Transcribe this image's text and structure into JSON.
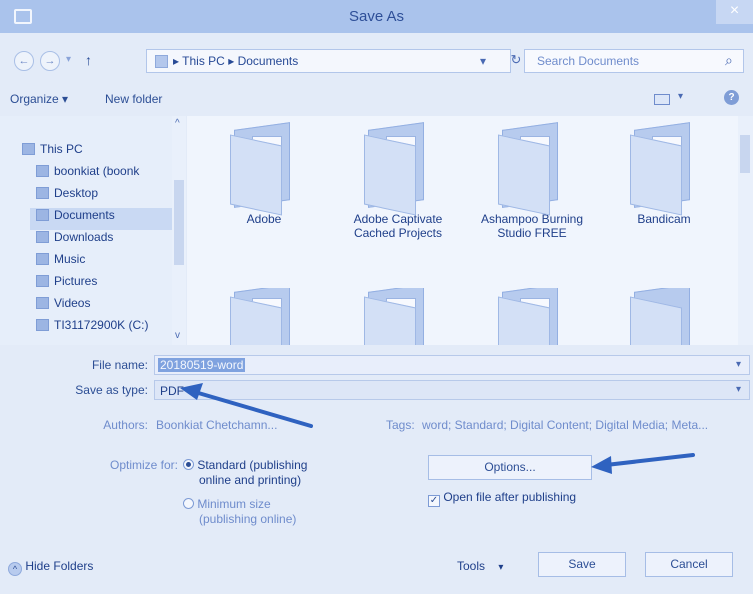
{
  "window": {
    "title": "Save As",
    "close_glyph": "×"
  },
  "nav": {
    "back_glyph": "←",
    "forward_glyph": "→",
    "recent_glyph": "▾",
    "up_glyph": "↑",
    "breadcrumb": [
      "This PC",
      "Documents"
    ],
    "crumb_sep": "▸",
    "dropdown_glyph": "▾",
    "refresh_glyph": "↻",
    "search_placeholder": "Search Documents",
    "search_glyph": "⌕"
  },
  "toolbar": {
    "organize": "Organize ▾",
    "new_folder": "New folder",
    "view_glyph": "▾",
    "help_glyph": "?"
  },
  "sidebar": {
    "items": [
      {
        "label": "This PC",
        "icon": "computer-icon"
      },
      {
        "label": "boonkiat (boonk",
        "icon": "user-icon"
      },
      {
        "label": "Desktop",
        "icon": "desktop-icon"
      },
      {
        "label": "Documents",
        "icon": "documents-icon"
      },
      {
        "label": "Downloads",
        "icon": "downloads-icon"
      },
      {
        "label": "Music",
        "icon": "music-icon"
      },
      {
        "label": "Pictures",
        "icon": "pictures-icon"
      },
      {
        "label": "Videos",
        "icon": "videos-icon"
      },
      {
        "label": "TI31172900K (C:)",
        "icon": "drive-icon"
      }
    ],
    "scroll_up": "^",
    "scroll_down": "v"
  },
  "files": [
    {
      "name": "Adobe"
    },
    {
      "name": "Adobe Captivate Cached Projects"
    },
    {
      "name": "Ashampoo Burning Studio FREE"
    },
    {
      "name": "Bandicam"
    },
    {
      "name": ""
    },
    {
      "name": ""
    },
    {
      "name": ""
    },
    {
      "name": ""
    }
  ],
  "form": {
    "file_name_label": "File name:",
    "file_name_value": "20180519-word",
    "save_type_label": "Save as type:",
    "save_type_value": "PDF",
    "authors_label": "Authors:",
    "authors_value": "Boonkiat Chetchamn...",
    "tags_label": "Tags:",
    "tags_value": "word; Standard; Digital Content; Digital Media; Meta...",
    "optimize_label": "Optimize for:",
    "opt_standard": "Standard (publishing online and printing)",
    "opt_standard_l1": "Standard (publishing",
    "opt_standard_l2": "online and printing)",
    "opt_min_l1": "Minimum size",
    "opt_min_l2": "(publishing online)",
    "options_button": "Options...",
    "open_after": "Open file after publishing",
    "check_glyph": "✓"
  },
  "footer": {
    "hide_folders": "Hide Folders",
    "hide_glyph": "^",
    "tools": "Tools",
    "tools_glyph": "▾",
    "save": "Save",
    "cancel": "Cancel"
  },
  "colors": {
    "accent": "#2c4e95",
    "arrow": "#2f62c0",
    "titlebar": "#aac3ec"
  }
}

==========

▶ **Brief**
Give all the lines above again, character for character, without pictures.

▶ **Solution below**
Transcribe this image's text and structure into JSON.
{
  "window": {
    "title": "Save As",
    "close_glyph": "×"
  },
  "nav": {
    "back_glyph": "←",
    "forward_glyph": "→",
    "recent_glyph": "▾",
    "up_glyph": "↑",
    "breadcrumb": [
      "This PC",
      "Documents"
    ],
    "crumb_sep": "▸",
    "dropdown_glyph": "▾",
    "refresh_glyph": "↻",
    "search_placeholder": "Search Documents",
    "search_glyph": "⌕"
  },
  "toolbar": {
    "organize": "Organize ▾",
    "new_folder": "New folder",
    "view_glyph": "▾",
    "help_glyph": "?"
  },
  "sidebar": {
    "items": [
      {
        "label": "This PC",
        "icon": "computer-icon"
      },
      {
        "label": "boonkiat (boonk",
        "icon": "user-icon"
      },
      {
        "label": "Desktop",
        "icon": "desktop-icon"
      },
      {
        "label": "Documents",
        "icon": "documents-icon"
      },
      {
        "label": "Downloads",
        "icon": "downloads-icon"
      },
      {
        "label": "Music",
        "icon": "music-icon"
      },
      {
        "label": "Pictures",
        "icon": "pictures-icon"
      },
      {
        "label": "Videos",
        "icon": "videos-icon"
      },
      {
        "label": "TI31172900K (C:)",
        "icon": "drive-icon"
      }
    ],
    "scroll_up": "^",
    "scroll_down": "v"
  },
  "files": [
    {
      "name": "Adobe"
    },
    {
      "name": "Adobe Captivate Cached Projects"
    },
    {
      "name": "Ashampoo Burning Studio FREE"
    },
    {
      "name": "Bandicam"
    },
    {
      "name": ""
    },
    {
      "name": ""
    },
    {
      "name": ""
    },
    {
      "name": ""
    }
  ],
  "form": {
    "file_name_label": "File name:",
    "file_name_value": "20180519-word",
    "save_type_label": "Save as type:",
    "save_type_value": "PDF",
    "authors_label": "Authors:",
    "authors_value": "Boonkiat Chetchamn...",
    "tags_label": "Tags:",
    "tags_value": "word; Standard; Digital Content; Digital Media; Meta...",
    "optimize_label": "Optimize for:",
    "opt_standard": "Standard (publishing online and printing)",
    "opt_standard_l1": "Standard (publishing",
    "opt_standard_l2": "online and printing)",
    "opt_min_l1": "Minimum size",
    "opt_min_l2": "(publishing online)",
    "options_button": "Options...",
    "open_after": "Open file after publishing",
    "check_glyph": "✓"
  },
  "footer": {
    "hide_folders": "Hide Folders",
    "hide_glyph": "^",
    "tools": "Tools",
    "tools_glyph": "▾",
    "save": "Save",
    "cancel": "Cancel"
  },
  "colors": {
    "accent": "#2c4e95",
    "arrow": "#2f62c0",
    "titlebar": "#aac3ec"
  }
}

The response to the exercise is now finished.